How many lines in the entries below include the string "семи"? Answer with the number only.
————————
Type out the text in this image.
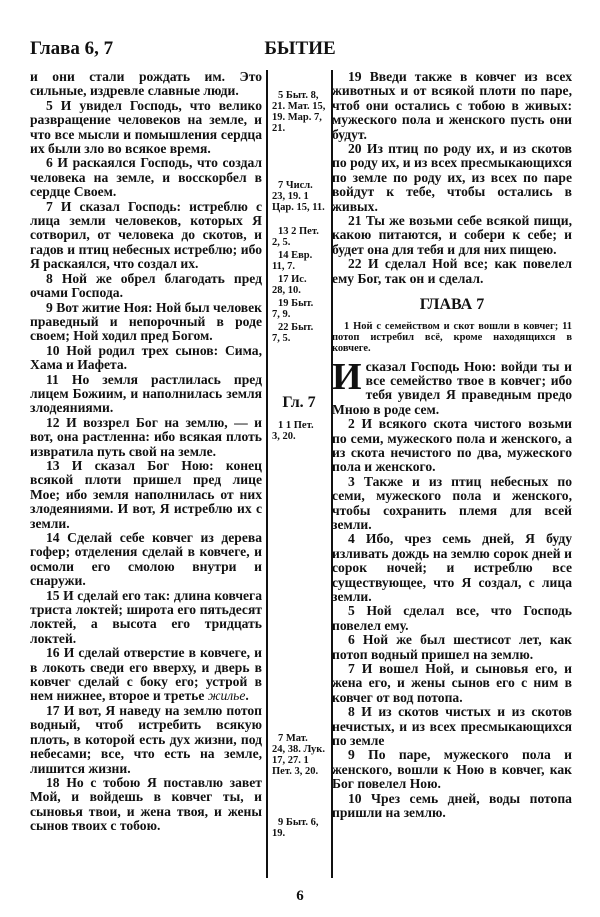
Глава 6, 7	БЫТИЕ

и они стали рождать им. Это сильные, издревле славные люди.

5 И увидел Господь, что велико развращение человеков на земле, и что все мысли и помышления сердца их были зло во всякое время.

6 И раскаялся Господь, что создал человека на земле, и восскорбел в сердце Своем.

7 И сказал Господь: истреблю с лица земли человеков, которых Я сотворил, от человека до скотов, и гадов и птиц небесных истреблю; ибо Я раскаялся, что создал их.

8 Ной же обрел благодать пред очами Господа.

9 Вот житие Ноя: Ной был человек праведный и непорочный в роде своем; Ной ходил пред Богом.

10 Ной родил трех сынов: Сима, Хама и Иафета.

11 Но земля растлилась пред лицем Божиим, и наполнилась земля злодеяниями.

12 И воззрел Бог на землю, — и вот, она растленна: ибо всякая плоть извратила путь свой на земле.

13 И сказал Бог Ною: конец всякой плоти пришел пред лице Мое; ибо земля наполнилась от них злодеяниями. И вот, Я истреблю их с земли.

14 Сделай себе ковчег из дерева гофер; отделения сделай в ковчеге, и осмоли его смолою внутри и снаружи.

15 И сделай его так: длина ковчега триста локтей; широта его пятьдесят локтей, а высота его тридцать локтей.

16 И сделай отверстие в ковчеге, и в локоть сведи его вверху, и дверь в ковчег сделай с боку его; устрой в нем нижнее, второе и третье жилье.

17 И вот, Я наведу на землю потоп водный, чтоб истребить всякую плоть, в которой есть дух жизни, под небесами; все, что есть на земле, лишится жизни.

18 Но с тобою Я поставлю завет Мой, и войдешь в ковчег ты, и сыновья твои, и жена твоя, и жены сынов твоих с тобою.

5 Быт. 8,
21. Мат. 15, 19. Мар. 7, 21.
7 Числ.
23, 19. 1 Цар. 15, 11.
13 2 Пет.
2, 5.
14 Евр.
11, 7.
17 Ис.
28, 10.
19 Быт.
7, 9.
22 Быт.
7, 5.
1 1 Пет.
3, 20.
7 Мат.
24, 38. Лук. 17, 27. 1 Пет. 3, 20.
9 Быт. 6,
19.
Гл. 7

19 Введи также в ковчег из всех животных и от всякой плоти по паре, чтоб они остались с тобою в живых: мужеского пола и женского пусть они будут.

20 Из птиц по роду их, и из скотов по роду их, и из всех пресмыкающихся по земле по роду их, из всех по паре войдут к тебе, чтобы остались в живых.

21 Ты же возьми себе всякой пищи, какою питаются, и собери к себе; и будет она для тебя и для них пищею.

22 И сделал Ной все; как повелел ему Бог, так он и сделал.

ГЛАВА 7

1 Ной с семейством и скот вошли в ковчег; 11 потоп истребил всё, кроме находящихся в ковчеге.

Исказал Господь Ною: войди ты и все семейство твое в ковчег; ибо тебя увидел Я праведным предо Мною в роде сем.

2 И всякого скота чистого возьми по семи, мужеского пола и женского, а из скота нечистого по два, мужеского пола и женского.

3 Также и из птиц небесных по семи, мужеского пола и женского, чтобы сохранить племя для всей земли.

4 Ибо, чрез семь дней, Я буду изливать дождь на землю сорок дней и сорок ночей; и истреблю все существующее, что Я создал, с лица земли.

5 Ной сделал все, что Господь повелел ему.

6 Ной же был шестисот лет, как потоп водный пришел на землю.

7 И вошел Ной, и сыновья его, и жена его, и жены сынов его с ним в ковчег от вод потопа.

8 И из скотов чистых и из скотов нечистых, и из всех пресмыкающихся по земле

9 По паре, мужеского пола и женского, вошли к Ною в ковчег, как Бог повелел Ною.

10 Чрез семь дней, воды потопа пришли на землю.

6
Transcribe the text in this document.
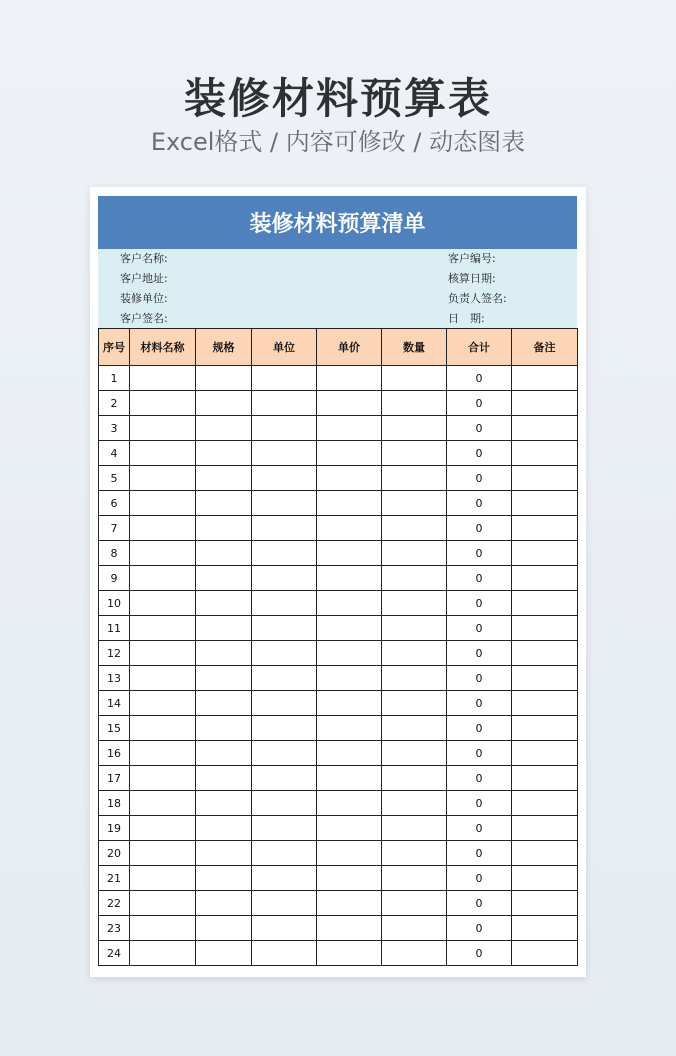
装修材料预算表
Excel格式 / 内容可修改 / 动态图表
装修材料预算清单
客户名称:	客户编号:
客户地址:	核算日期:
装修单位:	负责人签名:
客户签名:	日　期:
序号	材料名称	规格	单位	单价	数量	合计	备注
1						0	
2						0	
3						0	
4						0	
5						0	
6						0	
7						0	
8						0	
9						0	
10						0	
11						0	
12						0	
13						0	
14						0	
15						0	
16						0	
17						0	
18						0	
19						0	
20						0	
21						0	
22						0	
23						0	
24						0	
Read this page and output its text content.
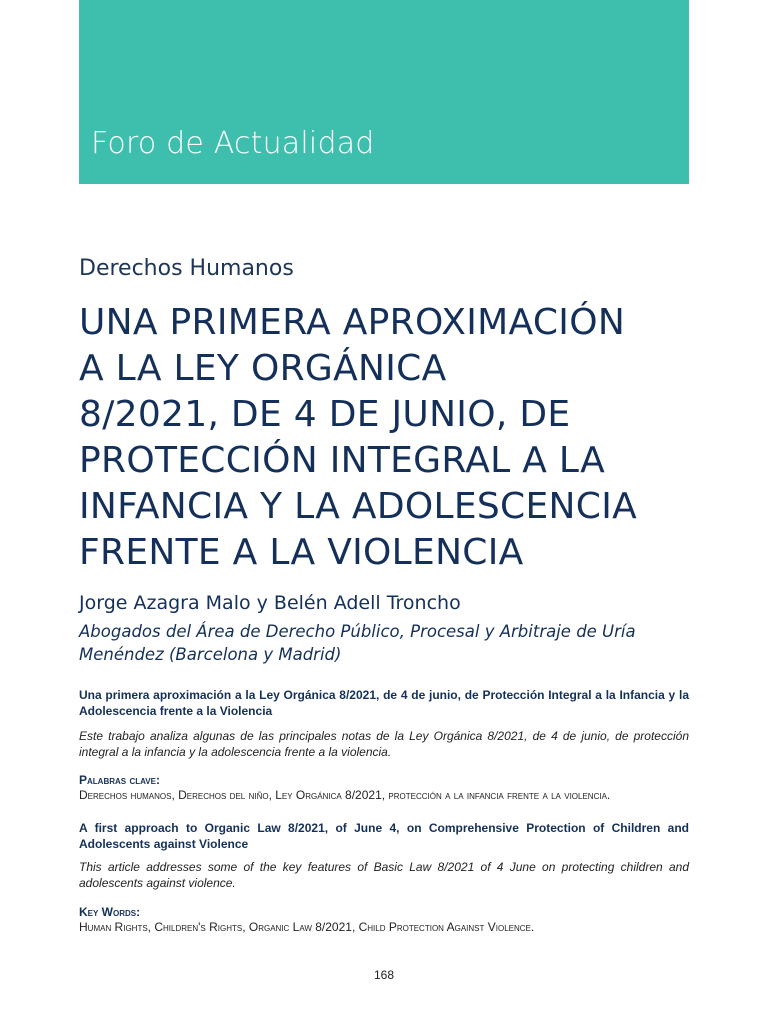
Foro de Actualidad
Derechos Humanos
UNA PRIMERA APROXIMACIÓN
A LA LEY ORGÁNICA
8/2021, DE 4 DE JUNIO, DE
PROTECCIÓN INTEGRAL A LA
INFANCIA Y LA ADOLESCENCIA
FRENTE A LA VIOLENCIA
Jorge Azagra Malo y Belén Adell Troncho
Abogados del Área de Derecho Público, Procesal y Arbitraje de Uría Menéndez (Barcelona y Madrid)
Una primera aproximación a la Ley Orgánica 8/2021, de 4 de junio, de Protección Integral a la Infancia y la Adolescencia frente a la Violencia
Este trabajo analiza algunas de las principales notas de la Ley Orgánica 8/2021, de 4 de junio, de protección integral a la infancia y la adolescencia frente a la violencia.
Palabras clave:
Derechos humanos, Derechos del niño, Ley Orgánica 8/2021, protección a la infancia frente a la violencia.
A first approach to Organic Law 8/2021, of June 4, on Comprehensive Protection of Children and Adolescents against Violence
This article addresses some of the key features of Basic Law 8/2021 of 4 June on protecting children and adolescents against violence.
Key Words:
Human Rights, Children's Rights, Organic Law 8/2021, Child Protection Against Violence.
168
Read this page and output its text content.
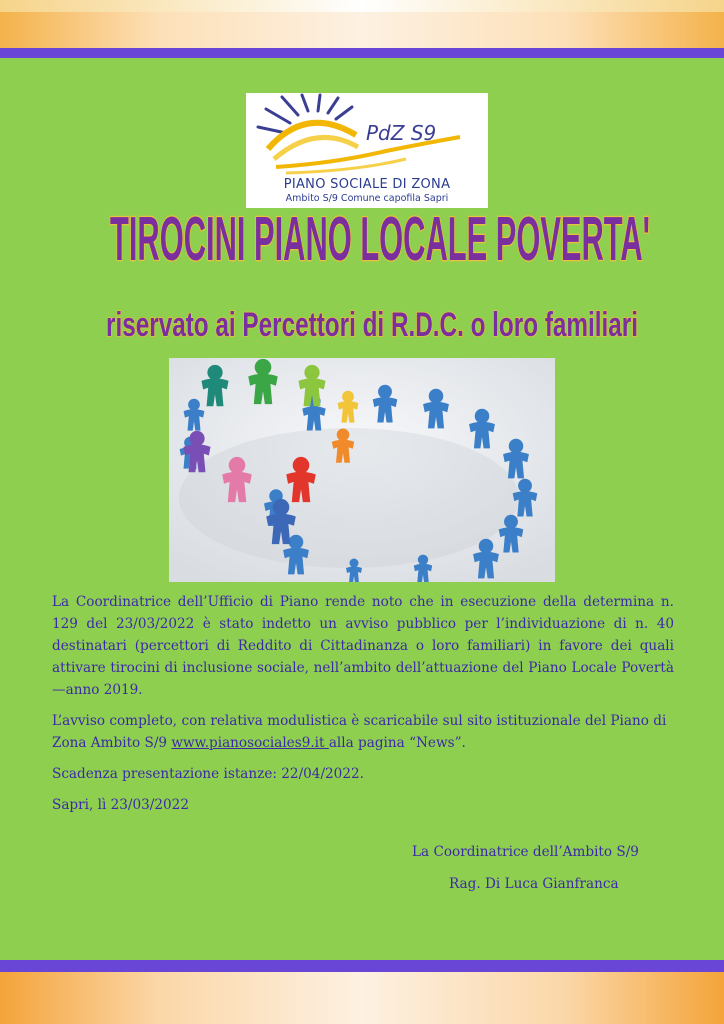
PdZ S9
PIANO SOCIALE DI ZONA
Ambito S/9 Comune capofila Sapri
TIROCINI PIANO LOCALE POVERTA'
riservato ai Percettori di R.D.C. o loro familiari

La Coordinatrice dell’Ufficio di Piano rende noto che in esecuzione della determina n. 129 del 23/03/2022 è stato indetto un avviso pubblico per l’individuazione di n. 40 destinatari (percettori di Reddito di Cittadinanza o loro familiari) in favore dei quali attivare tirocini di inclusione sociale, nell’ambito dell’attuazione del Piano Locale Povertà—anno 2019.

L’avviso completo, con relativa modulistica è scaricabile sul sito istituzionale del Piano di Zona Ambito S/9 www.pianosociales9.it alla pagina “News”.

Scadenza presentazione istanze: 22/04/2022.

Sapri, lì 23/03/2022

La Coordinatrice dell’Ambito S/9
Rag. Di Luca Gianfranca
————————
- SOLUTION BELOW -
2